Stated goal:
Your task is to gather the lines below that hold the string "XAUUSD".

Given entries:

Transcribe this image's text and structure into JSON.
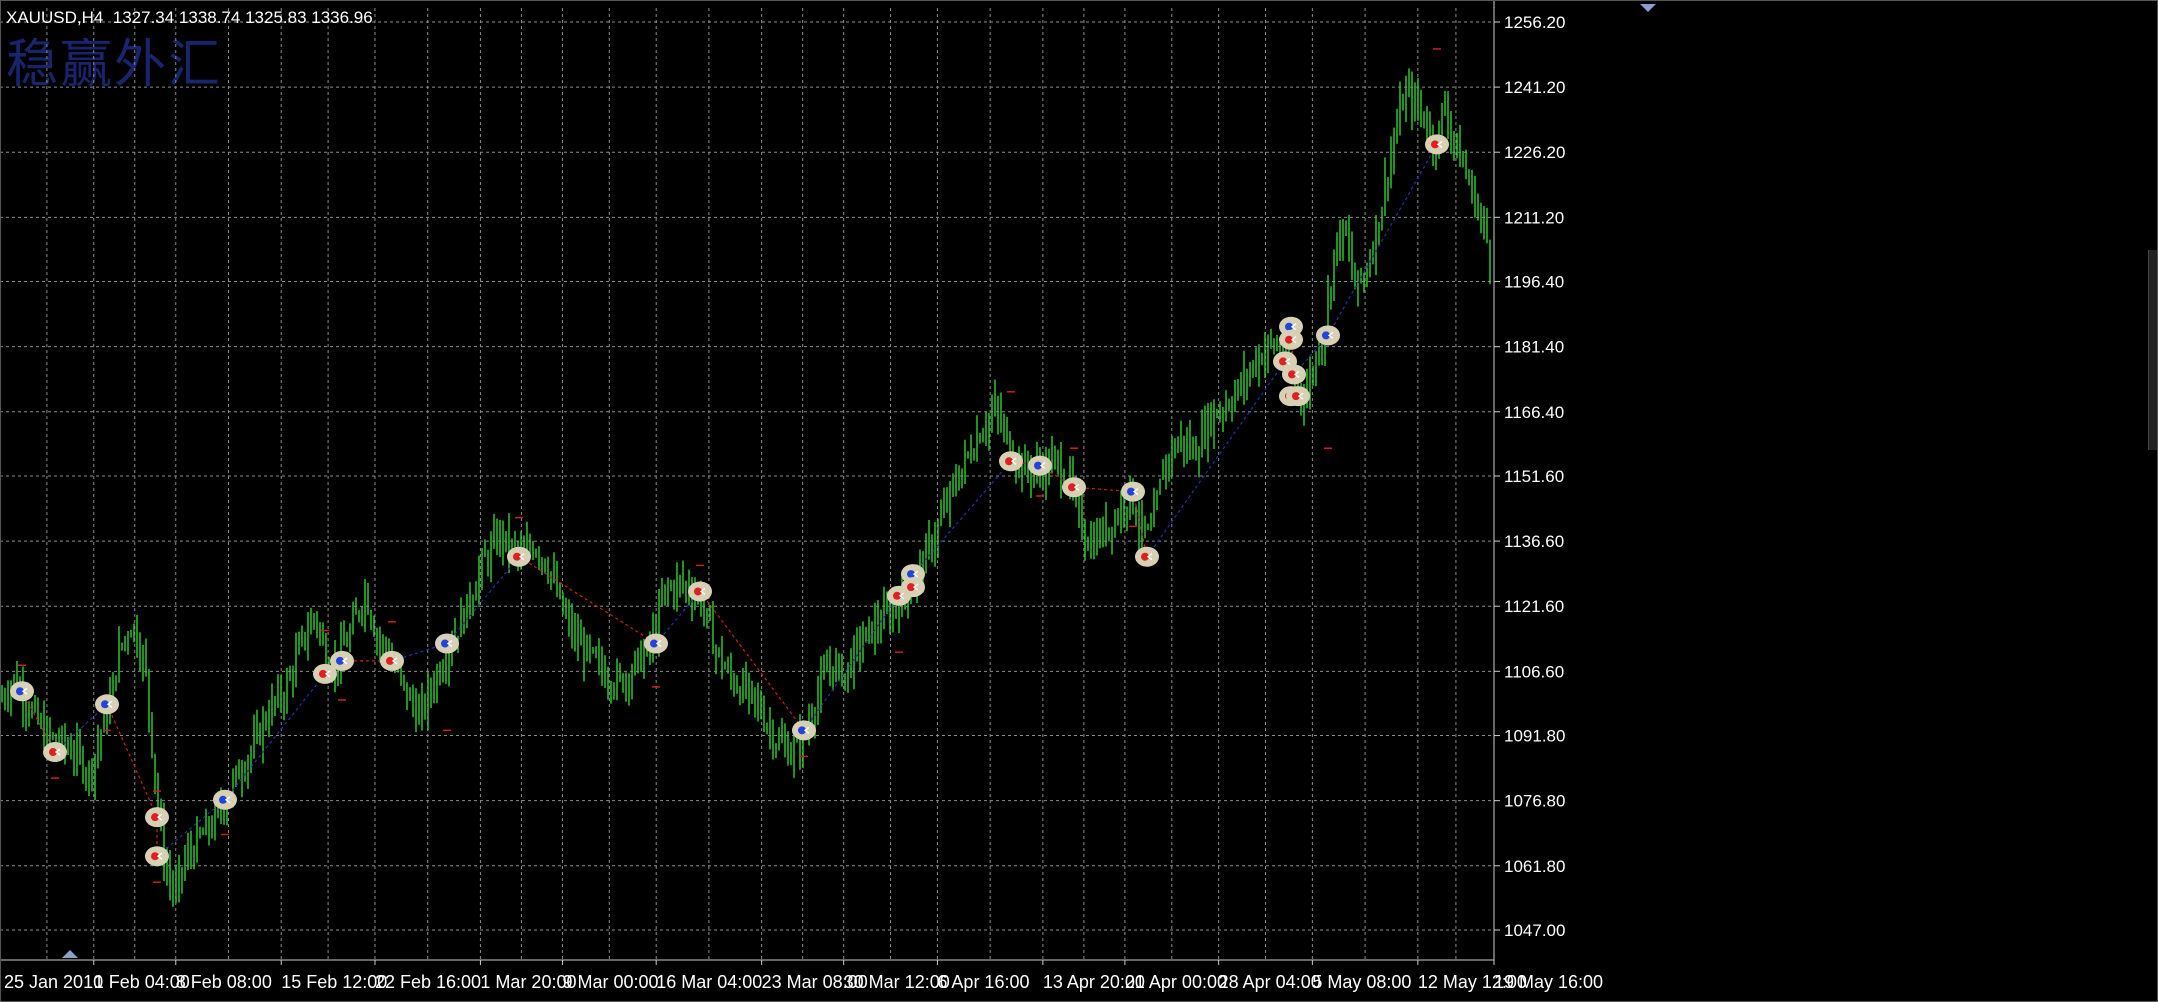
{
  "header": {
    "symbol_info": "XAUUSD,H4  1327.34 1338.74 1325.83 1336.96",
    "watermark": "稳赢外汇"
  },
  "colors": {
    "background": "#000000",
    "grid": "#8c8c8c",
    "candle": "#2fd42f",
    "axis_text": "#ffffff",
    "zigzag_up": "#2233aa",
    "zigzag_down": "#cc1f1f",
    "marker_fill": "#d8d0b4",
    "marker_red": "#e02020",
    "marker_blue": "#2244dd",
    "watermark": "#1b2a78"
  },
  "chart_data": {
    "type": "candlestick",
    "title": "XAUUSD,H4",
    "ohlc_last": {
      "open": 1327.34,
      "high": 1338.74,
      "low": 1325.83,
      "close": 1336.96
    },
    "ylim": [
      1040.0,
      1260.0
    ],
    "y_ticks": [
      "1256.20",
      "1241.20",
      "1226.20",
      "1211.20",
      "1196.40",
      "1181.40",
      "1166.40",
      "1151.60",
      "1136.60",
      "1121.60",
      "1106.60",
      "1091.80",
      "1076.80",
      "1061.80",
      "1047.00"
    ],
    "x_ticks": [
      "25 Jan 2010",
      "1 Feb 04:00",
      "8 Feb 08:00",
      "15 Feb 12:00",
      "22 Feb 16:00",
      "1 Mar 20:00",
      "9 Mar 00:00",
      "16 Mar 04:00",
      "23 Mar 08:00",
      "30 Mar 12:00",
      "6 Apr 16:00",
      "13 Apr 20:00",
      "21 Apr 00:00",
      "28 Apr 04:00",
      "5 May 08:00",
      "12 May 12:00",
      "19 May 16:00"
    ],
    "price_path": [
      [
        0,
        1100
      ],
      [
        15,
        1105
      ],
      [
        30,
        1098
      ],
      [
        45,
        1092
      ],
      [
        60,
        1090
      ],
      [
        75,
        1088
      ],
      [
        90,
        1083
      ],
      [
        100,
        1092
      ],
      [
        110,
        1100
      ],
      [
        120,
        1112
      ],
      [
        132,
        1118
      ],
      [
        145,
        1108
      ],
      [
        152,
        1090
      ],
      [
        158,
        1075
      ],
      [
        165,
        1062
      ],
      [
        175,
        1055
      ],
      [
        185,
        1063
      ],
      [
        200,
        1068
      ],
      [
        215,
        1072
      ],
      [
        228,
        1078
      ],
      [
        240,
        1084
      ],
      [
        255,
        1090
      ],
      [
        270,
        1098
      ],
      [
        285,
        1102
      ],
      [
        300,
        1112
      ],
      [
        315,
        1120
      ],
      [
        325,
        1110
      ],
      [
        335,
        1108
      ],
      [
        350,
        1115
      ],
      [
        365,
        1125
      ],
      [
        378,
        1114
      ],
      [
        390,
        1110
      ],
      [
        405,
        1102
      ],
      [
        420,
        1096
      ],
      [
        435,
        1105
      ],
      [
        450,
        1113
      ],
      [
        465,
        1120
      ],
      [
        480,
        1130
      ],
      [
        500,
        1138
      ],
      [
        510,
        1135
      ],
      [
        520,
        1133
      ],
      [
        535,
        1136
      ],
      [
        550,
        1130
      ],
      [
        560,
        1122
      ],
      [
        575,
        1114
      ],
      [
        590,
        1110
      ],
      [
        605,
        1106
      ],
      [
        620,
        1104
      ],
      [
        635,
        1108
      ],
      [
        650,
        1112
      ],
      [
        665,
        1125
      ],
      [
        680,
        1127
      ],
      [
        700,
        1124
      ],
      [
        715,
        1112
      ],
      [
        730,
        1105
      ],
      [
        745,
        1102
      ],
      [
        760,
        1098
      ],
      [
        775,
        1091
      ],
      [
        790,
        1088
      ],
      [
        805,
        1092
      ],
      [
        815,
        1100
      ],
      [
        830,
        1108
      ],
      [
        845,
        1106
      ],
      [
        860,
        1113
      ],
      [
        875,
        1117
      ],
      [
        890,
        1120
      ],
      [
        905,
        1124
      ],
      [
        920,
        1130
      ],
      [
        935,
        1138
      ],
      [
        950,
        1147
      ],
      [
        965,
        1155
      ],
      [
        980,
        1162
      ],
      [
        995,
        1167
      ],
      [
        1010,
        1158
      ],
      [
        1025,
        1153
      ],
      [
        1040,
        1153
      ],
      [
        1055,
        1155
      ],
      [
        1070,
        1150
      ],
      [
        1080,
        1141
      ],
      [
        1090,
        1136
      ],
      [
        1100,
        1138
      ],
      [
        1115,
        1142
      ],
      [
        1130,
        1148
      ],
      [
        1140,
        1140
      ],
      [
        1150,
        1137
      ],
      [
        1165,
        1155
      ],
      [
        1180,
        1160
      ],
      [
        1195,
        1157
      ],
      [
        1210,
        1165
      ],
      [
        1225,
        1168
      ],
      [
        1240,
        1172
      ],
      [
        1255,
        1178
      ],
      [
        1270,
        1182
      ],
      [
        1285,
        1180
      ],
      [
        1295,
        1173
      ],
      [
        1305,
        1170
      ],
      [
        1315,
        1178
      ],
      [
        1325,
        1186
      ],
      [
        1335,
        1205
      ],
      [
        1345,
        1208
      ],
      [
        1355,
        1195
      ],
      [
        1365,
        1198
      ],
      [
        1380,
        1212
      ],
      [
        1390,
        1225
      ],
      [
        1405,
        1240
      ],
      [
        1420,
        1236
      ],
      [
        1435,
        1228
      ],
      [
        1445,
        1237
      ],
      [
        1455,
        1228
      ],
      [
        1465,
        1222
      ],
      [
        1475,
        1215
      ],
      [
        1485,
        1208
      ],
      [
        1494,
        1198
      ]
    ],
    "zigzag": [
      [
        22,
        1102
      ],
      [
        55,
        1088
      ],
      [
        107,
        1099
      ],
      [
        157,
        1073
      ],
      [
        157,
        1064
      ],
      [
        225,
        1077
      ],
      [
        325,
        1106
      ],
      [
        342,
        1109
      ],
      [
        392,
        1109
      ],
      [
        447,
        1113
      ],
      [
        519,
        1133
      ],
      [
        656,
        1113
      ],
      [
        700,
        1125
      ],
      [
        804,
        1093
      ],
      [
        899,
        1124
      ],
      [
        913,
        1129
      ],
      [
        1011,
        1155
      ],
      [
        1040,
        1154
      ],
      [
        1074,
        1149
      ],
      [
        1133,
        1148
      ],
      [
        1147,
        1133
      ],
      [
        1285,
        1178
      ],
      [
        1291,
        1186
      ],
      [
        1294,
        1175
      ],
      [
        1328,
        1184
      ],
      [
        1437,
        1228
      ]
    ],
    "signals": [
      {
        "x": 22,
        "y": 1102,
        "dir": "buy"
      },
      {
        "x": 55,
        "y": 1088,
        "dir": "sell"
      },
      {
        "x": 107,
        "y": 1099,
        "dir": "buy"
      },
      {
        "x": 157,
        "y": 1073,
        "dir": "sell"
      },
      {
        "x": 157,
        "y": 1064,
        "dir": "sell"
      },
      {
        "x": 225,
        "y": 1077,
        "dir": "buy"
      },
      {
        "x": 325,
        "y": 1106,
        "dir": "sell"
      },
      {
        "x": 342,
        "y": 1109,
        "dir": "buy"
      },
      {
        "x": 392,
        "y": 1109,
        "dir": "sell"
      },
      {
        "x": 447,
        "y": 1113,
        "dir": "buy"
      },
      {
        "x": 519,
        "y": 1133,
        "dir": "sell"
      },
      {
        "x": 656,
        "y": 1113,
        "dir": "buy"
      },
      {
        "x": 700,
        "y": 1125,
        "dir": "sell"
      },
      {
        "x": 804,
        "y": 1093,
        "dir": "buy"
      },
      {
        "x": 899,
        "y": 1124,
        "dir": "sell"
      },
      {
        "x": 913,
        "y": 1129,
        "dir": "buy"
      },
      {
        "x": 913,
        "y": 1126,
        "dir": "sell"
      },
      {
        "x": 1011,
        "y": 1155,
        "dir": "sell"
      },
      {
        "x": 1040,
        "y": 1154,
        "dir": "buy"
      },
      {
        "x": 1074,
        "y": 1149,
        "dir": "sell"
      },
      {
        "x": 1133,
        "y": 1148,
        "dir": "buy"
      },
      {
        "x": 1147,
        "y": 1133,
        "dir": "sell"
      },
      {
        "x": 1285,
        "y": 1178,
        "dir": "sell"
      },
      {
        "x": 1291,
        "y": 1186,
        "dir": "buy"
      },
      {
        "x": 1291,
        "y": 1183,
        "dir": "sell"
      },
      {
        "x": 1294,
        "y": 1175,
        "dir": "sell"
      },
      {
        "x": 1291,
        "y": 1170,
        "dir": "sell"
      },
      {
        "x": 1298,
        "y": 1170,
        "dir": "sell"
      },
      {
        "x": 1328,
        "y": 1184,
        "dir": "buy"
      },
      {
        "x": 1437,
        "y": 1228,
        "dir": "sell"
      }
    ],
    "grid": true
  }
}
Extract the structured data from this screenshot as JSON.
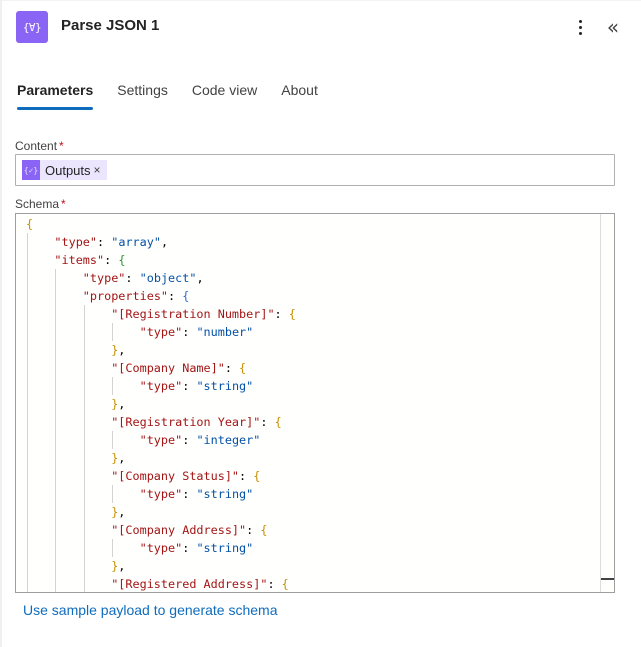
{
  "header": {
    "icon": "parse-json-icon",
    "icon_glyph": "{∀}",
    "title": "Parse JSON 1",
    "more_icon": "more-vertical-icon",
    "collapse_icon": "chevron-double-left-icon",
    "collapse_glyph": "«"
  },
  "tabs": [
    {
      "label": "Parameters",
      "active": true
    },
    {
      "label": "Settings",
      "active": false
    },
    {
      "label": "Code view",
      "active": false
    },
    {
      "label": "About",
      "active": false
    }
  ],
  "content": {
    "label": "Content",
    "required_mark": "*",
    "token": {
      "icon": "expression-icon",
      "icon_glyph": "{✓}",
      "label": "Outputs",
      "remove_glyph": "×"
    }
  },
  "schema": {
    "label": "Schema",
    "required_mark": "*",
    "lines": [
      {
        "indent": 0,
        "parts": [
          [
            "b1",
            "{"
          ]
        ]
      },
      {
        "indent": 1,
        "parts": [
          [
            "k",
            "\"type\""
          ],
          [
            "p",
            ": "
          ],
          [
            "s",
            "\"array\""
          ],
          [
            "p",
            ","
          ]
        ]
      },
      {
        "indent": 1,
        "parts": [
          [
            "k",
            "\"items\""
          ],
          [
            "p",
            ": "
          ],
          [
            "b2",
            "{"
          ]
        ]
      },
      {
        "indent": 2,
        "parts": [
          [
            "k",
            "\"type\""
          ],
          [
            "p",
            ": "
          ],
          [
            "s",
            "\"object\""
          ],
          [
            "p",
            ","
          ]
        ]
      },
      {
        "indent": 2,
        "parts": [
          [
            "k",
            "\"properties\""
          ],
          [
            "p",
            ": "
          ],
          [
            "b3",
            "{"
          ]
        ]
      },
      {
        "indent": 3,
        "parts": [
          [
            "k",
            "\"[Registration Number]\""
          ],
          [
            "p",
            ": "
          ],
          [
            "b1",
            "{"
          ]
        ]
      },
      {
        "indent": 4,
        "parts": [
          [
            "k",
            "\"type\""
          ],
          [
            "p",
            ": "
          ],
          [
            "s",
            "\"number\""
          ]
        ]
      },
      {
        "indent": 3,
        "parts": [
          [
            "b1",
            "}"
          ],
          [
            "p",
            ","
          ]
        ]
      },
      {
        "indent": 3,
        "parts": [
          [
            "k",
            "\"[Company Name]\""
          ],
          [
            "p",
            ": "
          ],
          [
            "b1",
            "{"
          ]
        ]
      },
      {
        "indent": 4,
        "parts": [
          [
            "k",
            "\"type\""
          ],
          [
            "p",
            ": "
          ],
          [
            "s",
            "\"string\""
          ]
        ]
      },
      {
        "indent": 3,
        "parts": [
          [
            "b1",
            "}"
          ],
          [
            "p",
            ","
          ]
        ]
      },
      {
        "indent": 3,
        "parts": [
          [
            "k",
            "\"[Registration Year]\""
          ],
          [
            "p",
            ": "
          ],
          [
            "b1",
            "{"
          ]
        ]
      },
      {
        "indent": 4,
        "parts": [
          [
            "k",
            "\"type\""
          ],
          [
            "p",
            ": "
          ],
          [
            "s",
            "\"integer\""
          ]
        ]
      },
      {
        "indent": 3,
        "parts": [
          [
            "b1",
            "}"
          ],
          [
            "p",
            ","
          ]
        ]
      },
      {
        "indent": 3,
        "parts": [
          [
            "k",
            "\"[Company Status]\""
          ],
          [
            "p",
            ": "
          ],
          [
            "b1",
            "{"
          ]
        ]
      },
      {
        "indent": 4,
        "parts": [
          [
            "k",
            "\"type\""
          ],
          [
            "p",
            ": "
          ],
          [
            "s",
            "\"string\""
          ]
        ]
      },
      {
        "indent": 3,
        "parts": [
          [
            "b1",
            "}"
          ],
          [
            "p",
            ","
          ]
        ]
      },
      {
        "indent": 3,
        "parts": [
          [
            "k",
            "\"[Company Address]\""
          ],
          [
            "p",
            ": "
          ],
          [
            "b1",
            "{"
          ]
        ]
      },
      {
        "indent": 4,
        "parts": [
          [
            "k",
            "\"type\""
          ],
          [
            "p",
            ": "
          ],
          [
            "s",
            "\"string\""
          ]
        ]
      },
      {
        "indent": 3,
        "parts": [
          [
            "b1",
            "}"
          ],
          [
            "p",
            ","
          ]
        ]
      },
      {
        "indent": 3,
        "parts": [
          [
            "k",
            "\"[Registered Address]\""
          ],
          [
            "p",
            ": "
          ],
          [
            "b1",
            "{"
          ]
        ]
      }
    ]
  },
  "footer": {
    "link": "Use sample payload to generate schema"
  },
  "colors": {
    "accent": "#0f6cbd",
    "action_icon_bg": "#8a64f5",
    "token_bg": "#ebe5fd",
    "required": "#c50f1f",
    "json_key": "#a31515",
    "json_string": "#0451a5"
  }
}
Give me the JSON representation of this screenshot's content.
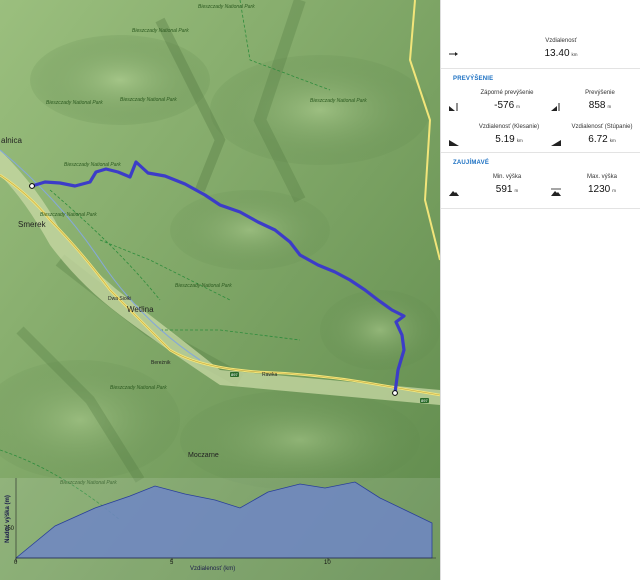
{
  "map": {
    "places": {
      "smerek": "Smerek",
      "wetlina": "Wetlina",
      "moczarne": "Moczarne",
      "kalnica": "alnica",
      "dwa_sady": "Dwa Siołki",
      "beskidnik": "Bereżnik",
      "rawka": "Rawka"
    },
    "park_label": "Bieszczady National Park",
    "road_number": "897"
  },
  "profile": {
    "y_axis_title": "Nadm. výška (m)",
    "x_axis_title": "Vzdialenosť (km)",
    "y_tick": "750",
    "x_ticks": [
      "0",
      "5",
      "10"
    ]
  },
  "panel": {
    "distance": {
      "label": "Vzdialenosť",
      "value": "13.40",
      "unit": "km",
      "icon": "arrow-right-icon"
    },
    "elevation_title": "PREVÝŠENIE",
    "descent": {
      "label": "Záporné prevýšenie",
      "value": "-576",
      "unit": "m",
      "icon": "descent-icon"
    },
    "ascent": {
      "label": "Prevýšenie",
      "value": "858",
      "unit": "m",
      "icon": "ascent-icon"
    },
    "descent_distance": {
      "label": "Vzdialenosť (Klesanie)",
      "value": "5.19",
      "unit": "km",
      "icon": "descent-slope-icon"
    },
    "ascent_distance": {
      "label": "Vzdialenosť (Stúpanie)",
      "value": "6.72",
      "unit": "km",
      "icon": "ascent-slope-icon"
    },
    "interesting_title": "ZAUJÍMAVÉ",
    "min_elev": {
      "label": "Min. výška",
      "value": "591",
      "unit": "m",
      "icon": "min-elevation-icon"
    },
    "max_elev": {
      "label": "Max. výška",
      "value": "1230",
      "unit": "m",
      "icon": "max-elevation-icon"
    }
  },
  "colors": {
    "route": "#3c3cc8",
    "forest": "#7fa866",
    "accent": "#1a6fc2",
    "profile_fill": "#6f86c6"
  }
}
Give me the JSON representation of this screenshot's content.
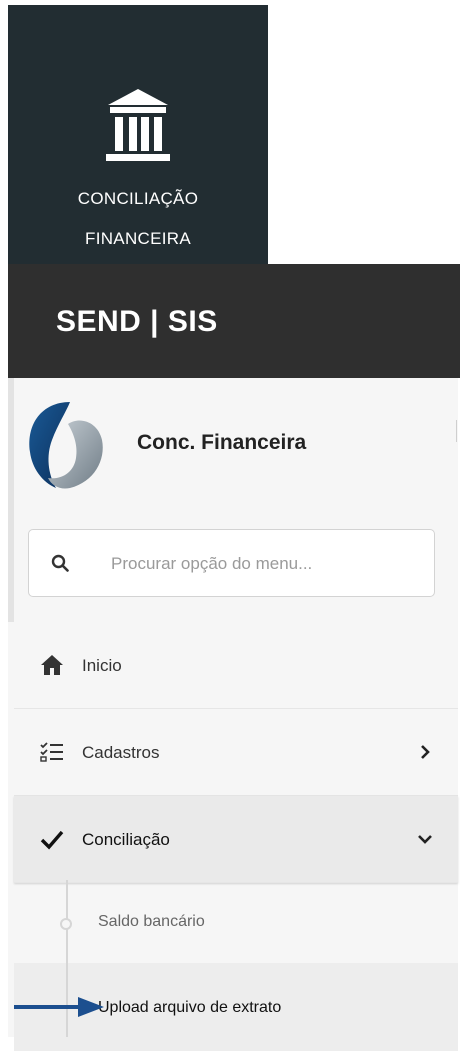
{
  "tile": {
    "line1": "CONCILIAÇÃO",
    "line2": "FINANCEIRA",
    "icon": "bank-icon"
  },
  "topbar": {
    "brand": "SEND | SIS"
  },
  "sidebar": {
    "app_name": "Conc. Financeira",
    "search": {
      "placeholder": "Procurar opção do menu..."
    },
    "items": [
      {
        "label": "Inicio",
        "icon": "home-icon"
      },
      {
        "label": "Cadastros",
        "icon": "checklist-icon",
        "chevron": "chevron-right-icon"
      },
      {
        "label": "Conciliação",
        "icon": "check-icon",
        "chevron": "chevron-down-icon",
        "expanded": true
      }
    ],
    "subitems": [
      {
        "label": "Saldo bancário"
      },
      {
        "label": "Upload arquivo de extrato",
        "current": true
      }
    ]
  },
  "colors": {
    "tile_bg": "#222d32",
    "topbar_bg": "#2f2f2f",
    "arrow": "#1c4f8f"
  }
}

In response:
    "symbol_info": "XAUUSD,H4  1327.34 1338.74 1325.83 1336.96",
    "title": "XAUUSD,H4",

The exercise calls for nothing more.